• _PROBLEM TO WORK ON_
Output only the lines from the line holding "Output a JSON" through the close of the records, exactly as they appear, with all pictures omitted.

• _RAW DATA_
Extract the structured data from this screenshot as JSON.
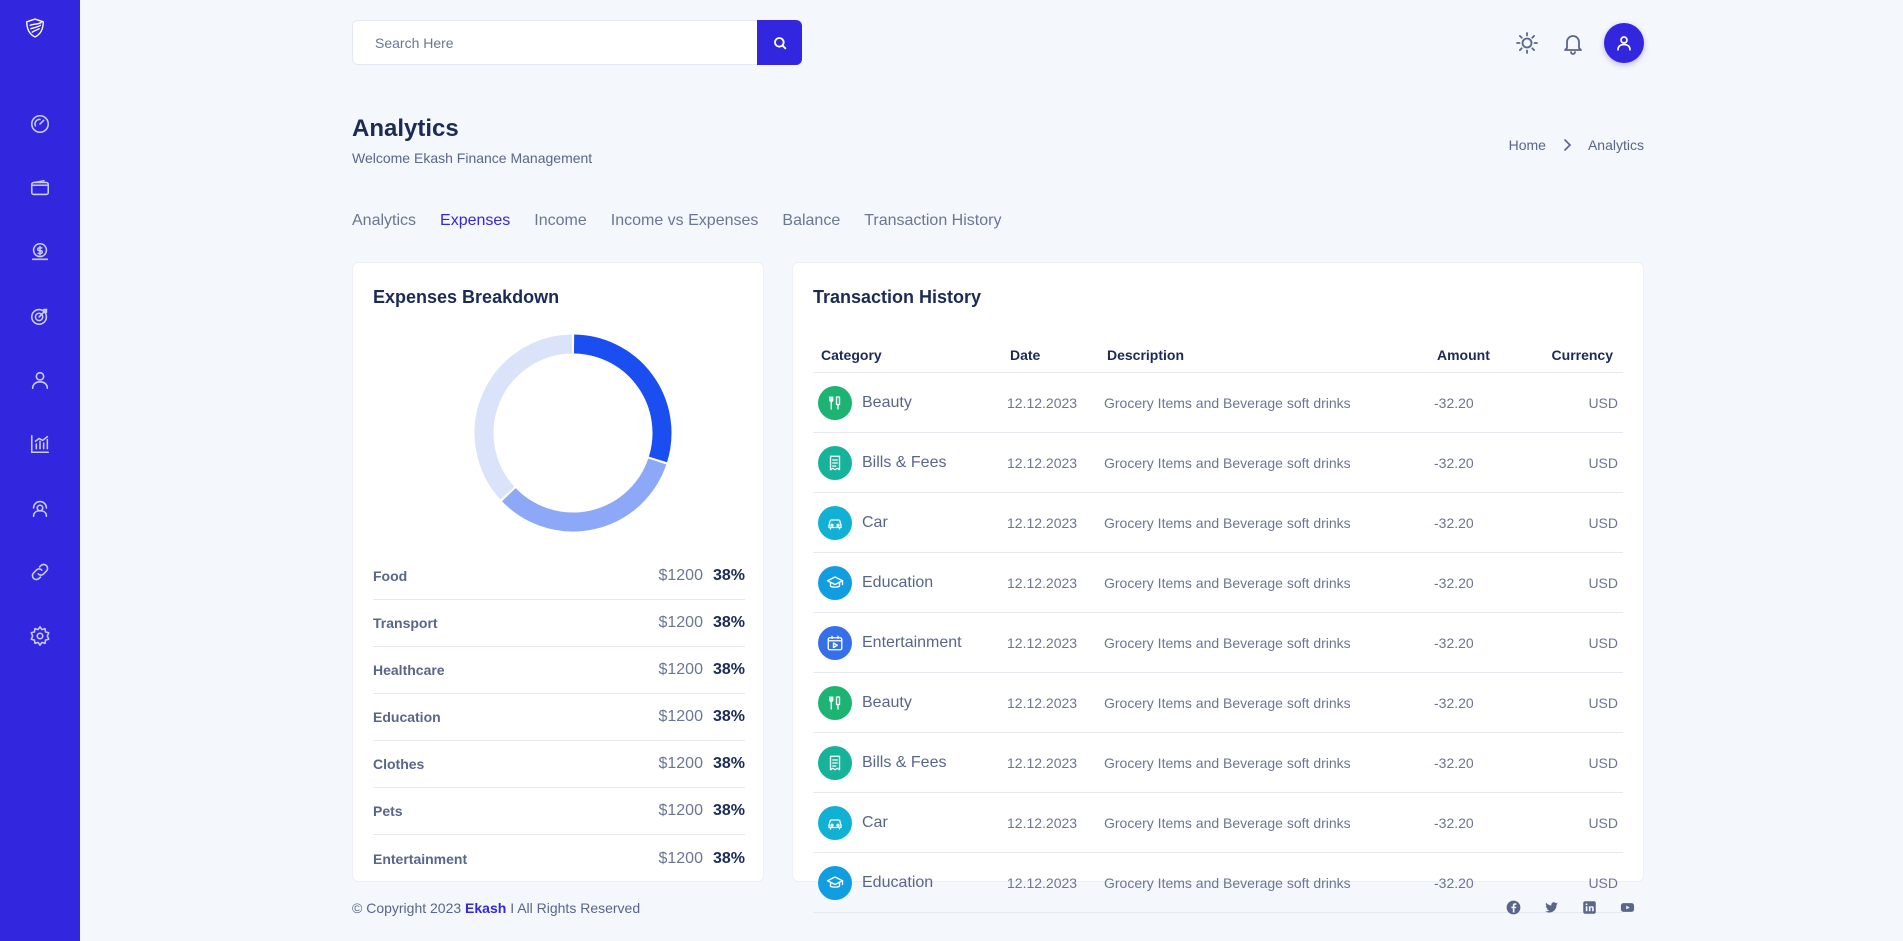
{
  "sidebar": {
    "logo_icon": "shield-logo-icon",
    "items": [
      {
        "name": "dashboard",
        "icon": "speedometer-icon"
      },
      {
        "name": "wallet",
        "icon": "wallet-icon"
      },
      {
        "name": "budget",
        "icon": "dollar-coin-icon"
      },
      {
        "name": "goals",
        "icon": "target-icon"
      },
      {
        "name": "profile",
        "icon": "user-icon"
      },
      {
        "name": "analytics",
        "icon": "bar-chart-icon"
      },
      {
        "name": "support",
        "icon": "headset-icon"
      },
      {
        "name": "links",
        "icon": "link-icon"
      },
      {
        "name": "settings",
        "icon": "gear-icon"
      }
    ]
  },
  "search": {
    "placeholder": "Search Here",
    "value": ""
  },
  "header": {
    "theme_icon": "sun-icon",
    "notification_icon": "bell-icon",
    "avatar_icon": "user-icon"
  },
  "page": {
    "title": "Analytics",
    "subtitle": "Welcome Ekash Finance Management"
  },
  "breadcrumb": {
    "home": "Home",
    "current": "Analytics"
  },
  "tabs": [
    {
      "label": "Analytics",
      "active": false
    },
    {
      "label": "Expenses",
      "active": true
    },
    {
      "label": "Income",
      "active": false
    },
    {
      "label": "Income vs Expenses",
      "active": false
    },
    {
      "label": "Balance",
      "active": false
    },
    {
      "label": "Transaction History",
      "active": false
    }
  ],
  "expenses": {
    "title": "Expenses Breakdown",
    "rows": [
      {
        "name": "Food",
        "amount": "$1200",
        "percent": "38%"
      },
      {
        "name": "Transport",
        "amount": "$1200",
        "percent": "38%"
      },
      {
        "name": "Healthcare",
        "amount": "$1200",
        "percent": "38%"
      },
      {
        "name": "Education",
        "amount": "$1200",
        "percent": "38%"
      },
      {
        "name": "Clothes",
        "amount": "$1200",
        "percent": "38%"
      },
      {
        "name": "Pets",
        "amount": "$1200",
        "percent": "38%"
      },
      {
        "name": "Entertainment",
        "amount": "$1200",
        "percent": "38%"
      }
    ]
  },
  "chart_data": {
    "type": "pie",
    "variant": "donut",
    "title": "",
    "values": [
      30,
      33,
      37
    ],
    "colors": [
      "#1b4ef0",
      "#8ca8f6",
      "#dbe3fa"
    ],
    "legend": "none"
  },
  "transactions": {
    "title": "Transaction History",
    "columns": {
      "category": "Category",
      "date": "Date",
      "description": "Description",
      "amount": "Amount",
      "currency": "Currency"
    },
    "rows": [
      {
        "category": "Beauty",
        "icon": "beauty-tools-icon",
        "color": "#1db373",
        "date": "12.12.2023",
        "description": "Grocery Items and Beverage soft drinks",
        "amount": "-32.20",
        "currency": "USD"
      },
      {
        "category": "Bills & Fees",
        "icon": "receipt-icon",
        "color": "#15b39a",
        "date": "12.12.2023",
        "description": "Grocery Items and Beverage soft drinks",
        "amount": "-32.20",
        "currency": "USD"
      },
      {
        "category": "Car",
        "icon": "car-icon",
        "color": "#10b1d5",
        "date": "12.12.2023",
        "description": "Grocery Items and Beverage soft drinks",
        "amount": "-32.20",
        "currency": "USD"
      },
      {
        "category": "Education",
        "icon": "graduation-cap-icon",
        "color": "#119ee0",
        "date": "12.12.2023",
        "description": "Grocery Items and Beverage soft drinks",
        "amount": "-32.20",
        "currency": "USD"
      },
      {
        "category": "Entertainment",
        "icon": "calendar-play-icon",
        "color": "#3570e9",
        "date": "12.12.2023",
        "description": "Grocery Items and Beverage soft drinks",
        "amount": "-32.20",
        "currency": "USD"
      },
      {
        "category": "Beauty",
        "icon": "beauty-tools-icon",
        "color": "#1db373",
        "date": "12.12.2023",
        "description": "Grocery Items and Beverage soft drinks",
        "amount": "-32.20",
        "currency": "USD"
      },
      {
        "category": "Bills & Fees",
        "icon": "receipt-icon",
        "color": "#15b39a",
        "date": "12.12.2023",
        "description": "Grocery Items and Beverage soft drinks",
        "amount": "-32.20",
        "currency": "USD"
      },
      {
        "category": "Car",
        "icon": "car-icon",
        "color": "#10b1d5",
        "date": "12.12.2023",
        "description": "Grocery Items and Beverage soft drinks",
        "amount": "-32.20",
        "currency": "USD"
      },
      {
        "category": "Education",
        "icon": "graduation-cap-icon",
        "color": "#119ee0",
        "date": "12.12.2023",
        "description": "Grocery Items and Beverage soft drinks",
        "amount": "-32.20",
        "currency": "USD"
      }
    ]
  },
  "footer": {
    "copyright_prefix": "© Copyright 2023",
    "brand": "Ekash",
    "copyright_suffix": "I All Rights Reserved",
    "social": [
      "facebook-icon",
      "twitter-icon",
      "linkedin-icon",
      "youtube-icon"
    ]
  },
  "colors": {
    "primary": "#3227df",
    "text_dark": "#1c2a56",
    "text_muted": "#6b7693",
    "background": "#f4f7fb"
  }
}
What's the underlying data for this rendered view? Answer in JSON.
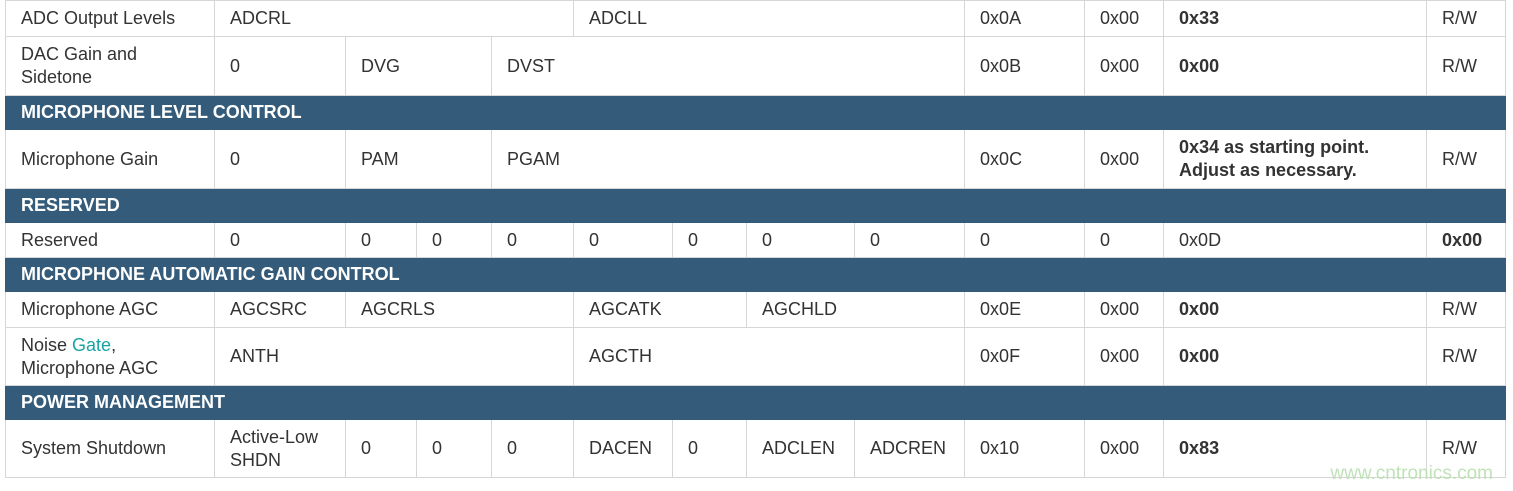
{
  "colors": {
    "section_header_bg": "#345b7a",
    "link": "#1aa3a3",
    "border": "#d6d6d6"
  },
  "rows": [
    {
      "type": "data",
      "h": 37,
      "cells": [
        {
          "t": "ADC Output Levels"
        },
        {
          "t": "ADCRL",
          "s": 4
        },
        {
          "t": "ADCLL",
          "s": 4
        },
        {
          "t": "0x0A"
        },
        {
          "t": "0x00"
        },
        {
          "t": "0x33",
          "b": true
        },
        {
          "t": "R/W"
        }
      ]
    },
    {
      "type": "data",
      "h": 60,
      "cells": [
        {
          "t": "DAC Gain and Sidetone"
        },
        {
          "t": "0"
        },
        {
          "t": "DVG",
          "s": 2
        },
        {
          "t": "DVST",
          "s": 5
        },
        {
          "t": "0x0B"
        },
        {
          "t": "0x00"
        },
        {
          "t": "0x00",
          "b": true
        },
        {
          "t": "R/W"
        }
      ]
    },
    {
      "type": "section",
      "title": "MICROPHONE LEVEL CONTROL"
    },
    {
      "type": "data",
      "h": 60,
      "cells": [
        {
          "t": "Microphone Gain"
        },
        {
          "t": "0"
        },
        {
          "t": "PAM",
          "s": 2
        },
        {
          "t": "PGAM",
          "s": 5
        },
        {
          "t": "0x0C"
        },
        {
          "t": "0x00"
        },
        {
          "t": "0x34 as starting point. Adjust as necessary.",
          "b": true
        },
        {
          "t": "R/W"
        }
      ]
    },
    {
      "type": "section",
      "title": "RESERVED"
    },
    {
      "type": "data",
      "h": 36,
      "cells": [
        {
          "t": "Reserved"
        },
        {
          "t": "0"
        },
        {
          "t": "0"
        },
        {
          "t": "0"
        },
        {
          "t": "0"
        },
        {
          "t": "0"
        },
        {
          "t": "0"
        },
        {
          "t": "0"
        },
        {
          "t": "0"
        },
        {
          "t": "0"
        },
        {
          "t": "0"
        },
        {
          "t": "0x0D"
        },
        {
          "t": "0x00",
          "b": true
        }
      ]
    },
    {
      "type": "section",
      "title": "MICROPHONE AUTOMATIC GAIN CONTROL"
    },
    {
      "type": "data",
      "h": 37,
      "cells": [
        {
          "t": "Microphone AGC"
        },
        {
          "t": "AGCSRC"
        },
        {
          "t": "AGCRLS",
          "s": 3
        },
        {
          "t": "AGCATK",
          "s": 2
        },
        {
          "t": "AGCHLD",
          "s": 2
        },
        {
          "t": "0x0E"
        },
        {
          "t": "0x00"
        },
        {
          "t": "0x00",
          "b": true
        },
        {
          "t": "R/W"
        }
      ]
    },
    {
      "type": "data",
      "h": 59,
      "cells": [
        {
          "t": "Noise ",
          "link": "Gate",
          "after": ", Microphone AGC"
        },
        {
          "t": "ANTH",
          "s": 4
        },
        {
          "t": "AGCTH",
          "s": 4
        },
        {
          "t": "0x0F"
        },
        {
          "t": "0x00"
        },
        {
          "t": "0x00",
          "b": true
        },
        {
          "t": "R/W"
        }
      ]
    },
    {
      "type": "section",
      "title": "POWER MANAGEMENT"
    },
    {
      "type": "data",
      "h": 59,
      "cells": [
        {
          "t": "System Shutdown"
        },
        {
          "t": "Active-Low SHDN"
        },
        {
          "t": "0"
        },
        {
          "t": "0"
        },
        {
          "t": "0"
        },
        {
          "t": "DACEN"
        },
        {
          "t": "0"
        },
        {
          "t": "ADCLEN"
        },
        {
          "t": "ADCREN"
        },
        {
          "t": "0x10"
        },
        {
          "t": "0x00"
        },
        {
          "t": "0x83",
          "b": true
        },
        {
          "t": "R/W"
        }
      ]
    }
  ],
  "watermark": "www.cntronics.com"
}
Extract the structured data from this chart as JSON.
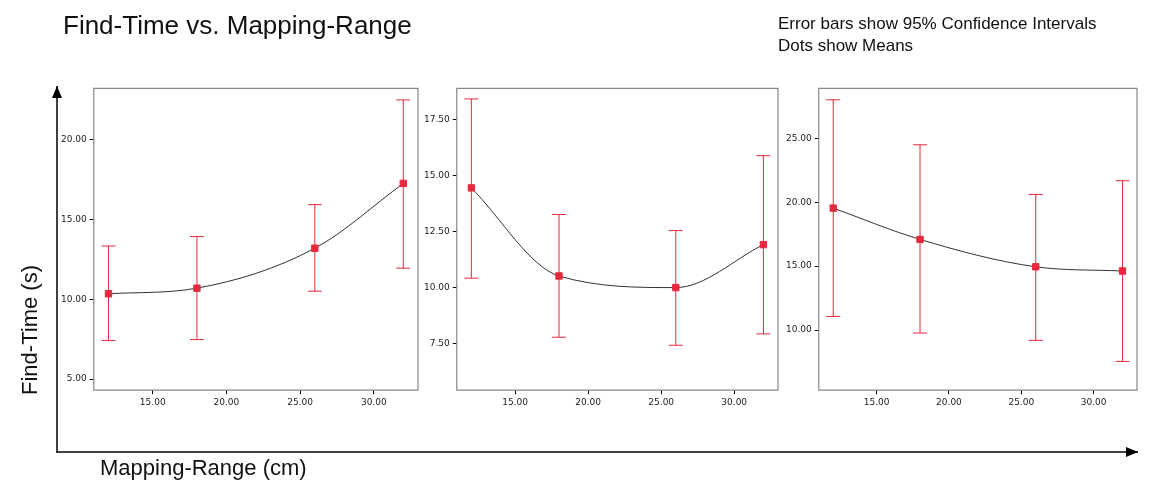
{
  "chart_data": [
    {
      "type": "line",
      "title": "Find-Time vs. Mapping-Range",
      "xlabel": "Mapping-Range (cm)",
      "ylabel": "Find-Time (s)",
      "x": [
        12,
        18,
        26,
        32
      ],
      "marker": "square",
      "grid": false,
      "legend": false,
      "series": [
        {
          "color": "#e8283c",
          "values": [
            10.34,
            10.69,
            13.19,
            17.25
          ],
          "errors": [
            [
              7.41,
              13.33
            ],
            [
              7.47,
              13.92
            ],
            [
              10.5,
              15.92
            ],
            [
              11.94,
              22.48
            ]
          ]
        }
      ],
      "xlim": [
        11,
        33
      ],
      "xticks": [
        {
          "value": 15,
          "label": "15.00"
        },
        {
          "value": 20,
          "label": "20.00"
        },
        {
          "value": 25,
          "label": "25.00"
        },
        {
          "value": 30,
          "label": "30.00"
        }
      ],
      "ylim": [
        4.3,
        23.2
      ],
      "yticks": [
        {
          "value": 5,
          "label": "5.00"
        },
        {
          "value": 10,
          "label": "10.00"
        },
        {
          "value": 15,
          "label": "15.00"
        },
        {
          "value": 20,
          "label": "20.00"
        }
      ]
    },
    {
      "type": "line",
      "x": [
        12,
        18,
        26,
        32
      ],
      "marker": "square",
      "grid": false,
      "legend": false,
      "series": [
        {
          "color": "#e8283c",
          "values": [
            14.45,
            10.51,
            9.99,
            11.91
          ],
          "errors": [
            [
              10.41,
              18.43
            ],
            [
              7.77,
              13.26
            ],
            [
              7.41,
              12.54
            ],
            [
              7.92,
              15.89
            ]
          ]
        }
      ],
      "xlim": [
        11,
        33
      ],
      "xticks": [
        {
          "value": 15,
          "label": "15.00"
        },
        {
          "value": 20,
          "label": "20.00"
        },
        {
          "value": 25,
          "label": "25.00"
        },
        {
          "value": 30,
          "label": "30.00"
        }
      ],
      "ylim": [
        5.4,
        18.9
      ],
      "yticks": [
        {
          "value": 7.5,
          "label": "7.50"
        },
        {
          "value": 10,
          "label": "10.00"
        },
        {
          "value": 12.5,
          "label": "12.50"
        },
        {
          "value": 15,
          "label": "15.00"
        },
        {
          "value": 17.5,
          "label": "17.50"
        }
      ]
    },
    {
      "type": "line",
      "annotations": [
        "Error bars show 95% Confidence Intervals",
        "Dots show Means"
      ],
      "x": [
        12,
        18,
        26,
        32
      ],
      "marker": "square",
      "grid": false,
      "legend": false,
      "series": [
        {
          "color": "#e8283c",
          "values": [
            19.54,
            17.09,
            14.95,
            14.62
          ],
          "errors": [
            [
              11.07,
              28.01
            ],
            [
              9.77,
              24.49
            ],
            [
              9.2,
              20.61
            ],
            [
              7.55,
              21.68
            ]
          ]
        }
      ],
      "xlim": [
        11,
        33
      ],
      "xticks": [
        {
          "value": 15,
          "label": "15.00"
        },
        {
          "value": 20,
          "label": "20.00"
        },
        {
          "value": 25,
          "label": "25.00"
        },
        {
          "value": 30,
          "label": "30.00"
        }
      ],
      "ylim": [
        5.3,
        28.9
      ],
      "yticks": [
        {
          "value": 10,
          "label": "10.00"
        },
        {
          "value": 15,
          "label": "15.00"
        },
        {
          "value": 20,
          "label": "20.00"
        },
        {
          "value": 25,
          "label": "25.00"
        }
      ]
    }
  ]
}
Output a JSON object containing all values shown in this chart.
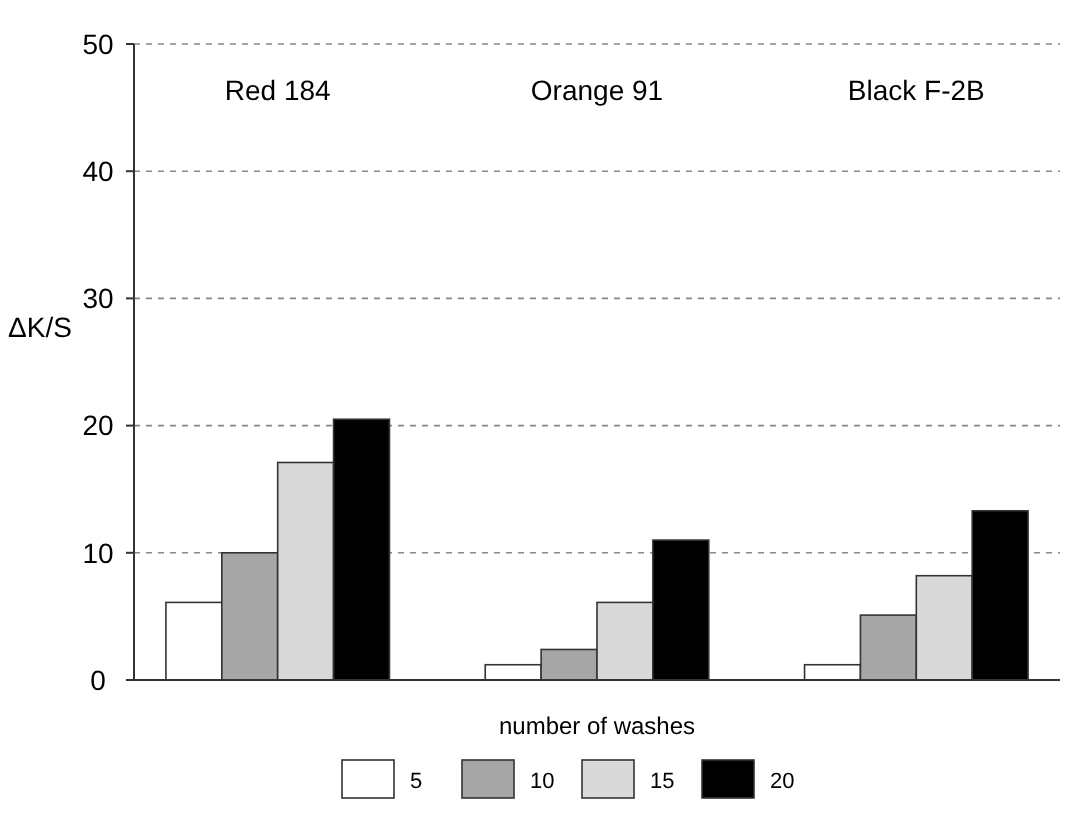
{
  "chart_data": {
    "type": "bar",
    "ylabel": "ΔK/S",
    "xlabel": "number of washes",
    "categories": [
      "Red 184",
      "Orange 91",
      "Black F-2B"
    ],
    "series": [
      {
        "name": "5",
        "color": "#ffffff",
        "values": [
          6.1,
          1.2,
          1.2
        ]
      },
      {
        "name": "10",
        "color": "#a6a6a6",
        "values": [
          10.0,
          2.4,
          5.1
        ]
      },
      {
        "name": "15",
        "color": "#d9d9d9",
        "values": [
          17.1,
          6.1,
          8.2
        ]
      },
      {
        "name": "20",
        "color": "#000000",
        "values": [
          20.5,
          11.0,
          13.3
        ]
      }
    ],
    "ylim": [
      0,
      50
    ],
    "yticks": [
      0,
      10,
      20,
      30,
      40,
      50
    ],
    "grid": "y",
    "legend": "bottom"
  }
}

• _TASK ANSWER_
Output a JSON object containing all values shown in this chart.
{
  "chart_data": {
    "type": "bar",
    "ylabel": "ΔK/S",
    "xlabel": "number of washes",
    "categories": [
      "Red 184",
      "Orange 91",
      "Black F-2B"
    ],
    "series": [
      {
        "name": "5",
        "color": "#ffffff",
        "values": [
          6.1,
          1.2,
          1.2
        ]
      },
      {
        "name": "10",
        "color": "#a6a6a6",
        "values": [
          10.0,
          2.4,
          5.1
        ]
      },
      {
        "name": "15",
        "color": "#d9d9d9",
        "values": [
          17.1,
          6.1,
          8.2
        ]
      },
      {
        "name": "20",
        "color": "#000000",
        "values": [
          20.5,
          11.0,
          13.3
        ]
      }
    ],
    "ylim": [
      0,
      50
    ],
    "yticks": [
      0,
      10,
      20,
      30,
      40,
      50
    ],
    "grid": "y",
    "legend": "bottom"
  }
}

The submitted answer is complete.